● Task instructions
Going through the material below, please gather all lines with the word "circle" in them.

● Material for the task
+--
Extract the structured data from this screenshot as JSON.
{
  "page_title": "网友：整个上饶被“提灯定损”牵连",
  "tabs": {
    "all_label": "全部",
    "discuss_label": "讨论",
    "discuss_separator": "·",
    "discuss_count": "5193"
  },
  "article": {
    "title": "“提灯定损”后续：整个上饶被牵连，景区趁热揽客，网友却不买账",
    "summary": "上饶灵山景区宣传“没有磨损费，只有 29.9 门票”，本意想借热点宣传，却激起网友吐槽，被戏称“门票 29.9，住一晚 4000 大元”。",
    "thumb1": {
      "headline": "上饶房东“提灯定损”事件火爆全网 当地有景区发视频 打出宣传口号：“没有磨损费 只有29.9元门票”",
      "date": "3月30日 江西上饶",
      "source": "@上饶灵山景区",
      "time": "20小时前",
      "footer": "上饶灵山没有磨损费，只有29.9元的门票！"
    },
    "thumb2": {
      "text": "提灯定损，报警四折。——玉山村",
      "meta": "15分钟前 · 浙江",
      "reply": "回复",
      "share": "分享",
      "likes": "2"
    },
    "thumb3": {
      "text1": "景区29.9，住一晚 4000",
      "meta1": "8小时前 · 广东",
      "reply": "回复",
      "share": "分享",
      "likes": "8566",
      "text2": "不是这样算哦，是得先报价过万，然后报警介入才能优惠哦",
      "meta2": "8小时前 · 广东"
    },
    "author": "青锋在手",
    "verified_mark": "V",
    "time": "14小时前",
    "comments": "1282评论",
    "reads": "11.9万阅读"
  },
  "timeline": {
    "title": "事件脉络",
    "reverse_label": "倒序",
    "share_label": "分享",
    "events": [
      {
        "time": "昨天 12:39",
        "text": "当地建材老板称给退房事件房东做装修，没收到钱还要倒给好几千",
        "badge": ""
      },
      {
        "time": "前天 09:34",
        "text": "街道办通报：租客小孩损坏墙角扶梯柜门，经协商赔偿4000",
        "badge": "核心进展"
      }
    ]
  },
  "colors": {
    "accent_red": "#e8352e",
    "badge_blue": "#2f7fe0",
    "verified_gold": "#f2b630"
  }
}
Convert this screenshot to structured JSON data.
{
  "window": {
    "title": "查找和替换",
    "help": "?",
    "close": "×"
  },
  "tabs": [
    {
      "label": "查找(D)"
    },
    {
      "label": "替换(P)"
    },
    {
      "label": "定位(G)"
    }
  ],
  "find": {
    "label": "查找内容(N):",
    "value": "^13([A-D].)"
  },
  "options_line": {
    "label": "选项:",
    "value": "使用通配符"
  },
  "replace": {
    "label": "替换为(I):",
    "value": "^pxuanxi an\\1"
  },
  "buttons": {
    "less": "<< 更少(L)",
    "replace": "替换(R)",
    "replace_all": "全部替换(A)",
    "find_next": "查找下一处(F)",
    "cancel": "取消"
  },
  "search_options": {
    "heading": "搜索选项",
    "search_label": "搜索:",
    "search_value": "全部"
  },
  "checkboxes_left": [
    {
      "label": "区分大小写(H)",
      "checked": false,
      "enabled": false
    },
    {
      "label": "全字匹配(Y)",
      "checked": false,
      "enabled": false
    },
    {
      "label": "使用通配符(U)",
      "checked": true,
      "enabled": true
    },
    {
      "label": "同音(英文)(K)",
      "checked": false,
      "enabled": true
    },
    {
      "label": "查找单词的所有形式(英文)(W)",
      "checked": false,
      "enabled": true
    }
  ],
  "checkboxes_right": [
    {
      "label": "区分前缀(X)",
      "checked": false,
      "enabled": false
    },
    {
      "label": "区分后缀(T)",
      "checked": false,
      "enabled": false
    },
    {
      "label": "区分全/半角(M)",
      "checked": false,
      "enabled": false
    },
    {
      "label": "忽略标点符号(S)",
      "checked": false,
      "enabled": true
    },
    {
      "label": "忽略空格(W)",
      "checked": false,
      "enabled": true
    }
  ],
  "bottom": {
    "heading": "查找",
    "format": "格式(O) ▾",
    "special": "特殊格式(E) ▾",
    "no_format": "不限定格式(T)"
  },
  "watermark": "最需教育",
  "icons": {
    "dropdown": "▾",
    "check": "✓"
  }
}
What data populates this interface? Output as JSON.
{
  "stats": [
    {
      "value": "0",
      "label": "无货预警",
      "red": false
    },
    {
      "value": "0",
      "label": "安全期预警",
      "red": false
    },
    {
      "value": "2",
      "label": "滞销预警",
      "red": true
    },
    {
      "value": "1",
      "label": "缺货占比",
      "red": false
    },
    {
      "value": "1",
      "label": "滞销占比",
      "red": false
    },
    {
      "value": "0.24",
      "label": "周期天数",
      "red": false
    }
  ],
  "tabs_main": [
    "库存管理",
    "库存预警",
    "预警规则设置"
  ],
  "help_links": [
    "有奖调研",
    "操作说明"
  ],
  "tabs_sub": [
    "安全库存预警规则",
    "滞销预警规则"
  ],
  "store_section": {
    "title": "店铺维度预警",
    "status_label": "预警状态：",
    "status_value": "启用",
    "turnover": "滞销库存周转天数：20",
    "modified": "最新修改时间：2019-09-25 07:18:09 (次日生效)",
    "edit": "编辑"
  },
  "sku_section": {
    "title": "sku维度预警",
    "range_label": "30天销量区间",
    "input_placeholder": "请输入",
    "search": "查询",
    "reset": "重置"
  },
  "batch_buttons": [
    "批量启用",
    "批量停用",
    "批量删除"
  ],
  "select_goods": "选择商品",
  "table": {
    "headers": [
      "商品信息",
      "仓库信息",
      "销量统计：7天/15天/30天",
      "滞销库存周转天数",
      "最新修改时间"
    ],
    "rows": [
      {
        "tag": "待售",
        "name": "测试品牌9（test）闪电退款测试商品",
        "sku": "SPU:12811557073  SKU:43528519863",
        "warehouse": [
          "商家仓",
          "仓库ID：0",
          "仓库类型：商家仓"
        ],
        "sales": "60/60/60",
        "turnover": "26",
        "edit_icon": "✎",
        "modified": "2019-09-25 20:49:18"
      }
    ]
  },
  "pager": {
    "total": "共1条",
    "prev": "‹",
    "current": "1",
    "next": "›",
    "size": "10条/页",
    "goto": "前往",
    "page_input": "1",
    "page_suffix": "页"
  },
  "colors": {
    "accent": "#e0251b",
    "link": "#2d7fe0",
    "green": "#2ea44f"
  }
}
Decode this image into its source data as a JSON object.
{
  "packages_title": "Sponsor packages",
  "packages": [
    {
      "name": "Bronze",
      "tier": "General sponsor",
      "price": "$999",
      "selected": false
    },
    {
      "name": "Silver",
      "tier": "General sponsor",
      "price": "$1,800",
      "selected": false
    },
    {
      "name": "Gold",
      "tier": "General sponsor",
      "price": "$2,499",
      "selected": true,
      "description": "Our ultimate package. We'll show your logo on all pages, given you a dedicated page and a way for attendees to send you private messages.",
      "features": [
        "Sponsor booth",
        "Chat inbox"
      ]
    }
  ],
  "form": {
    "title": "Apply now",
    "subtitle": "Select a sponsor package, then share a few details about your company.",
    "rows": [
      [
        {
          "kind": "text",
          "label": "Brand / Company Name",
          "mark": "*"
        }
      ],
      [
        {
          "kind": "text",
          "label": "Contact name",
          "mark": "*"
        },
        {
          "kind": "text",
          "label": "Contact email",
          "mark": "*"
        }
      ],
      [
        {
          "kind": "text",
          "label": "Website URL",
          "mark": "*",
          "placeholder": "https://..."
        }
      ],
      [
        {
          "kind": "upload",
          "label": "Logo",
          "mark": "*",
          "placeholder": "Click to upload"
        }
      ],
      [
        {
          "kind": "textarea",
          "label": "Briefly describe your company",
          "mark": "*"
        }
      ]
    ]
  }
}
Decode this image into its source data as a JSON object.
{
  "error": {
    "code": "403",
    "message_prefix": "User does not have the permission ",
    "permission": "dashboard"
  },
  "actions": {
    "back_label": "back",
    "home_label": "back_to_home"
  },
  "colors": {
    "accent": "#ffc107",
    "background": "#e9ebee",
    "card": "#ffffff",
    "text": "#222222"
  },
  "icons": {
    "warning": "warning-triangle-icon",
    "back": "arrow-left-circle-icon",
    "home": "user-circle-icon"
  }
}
+--
● The result
    "back": "arrow-left-circle-icon",
    "home": "user-circle-icon"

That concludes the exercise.